* Your instructions *
In the records below, find each line with the word "text" and copy it.

START Given records

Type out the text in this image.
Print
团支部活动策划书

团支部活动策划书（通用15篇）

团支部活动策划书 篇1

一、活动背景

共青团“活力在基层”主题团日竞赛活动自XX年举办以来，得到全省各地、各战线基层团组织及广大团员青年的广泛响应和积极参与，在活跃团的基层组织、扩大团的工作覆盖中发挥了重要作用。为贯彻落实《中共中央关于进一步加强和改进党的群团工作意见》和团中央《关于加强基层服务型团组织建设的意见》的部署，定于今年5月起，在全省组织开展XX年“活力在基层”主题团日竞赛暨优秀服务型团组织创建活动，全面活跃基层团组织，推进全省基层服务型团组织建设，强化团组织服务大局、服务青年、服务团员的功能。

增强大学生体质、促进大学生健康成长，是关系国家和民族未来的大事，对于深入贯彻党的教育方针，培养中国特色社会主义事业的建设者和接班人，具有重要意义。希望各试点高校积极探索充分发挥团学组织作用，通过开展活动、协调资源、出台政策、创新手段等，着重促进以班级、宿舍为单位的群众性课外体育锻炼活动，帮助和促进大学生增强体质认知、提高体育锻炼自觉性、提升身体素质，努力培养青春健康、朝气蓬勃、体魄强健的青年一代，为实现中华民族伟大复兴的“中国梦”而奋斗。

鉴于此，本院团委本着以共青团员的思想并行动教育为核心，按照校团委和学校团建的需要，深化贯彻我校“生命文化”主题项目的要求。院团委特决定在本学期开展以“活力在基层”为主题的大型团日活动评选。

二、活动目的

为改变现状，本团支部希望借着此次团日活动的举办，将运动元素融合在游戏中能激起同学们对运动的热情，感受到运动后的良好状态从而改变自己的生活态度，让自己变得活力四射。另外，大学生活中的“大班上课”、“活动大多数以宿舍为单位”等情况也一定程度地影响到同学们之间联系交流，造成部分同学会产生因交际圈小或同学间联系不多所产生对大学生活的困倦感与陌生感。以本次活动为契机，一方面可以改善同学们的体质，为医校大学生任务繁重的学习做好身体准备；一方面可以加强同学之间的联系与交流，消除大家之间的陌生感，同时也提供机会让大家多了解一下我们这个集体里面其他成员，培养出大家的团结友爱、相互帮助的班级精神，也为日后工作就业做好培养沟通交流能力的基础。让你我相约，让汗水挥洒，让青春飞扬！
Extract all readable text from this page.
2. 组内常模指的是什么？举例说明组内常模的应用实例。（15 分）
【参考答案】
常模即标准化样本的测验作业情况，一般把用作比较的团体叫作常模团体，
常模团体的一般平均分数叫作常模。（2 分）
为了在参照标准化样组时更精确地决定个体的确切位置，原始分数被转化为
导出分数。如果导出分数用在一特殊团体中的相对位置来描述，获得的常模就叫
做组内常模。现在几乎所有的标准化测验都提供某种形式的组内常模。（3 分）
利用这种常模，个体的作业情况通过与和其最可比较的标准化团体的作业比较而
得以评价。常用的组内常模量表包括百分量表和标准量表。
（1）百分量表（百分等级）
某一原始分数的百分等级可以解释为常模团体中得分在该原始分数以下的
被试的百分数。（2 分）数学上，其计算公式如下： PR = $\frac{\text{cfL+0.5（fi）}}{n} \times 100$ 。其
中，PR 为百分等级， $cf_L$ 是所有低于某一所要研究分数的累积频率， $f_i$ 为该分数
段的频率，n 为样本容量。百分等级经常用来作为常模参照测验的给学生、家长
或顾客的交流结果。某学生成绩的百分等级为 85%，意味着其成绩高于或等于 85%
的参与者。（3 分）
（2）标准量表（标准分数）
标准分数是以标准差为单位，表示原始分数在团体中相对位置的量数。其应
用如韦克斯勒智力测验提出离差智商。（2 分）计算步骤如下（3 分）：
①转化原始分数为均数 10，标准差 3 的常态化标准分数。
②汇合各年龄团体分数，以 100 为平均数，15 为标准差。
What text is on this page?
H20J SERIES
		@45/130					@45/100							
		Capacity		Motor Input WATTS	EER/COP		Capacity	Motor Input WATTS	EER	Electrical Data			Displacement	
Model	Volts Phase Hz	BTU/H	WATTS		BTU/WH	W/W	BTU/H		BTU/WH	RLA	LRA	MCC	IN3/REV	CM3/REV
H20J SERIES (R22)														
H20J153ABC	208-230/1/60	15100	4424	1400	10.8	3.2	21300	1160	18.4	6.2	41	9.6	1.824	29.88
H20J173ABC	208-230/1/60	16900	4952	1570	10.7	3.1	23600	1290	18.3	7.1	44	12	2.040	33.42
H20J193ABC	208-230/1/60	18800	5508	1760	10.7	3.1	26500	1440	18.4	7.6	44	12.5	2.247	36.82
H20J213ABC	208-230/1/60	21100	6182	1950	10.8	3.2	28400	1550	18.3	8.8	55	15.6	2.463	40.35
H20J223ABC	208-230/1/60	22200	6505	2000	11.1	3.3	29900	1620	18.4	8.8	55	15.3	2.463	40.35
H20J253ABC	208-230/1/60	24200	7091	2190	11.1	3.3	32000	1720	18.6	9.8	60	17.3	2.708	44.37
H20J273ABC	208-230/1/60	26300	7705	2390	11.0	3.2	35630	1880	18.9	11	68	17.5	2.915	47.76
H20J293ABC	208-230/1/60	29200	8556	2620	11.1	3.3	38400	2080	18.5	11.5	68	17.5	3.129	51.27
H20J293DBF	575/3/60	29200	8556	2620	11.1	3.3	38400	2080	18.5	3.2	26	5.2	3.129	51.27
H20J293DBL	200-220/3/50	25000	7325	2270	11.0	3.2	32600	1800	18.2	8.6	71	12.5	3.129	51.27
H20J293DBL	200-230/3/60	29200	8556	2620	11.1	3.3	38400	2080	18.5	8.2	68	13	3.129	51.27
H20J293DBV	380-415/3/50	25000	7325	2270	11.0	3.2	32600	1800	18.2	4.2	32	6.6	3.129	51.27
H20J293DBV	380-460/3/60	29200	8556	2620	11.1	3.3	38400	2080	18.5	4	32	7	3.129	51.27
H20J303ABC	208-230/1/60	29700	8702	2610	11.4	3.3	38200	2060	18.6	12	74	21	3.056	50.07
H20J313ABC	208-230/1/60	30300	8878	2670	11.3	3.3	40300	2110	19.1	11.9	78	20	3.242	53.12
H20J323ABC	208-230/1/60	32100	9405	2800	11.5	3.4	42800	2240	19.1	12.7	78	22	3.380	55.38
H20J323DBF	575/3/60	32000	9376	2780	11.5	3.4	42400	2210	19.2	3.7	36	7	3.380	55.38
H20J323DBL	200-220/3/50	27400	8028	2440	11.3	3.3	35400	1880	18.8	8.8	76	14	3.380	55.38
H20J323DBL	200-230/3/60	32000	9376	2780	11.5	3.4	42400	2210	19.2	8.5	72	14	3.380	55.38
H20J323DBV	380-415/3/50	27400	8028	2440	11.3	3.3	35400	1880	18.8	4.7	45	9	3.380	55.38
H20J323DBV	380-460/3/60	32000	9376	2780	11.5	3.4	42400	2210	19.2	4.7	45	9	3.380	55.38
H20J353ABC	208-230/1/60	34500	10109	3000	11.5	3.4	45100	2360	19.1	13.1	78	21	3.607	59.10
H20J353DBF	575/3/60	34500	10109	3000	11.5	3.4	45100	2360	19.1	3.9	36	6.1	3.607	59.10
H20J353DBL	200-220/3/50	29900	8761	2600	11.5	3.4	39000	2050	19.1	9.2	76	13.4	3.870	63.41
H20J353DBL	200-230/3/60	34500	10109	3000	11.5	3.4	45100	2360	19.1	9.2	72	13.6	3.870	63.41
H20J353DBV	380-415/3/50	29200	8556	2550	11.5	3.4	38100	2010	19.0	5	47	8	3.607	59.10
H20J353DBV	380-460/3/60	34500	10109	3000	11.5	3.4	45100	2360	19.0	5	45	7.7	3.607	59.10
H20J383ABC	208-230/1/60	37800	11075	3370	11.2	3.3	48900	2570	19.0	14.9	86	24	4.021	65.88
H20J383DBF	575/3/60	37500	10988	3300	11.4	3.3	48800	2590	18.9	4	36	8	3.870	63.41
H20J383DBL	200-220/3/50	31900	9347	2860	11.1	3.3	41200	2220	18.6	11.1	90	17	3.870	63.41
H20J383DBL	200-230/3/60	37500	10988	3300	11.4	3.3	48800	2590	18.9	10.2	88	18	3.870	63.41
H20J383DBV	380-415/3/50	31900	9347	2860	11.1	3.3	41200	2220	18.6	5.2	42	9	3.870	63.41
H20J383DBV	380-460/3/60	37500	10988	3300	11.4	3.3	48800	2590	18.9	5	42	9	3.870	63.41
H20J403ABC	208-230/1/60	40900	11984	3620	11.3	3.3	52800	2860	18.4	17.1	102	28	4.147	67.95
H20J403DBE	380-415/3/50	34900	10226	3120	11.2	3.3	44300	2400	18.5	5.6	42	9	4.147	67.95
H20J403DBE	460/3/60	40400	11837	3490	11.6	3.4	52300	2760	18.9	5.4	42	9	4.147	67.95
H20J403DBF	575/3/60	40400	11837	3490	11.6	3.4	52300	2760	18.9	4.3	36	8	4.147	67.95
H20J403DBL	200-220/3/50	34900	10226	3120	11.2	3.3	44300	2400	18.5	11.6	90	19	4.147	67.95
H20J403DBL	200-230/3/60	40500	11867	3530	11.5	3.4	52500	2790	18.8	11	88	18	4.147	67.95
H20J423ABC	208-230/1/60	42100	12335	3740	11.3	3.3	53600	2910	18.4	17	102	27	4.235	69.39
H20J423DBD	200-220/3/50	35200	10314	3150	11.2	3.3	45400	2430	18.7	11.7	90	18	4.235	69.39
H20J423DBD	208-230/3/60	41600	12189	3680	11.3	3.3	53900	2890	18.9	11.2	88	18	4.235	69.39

END Given records

* Exercise solution *
Type out the text in this image.
Extract all readable text from this page.
被试的百分数。（2 分）数学上，其计算公式如下： PR = $\frac{\text{cfL+0.5（fi）}}{n} \times 100$ 。其
What text is on this page?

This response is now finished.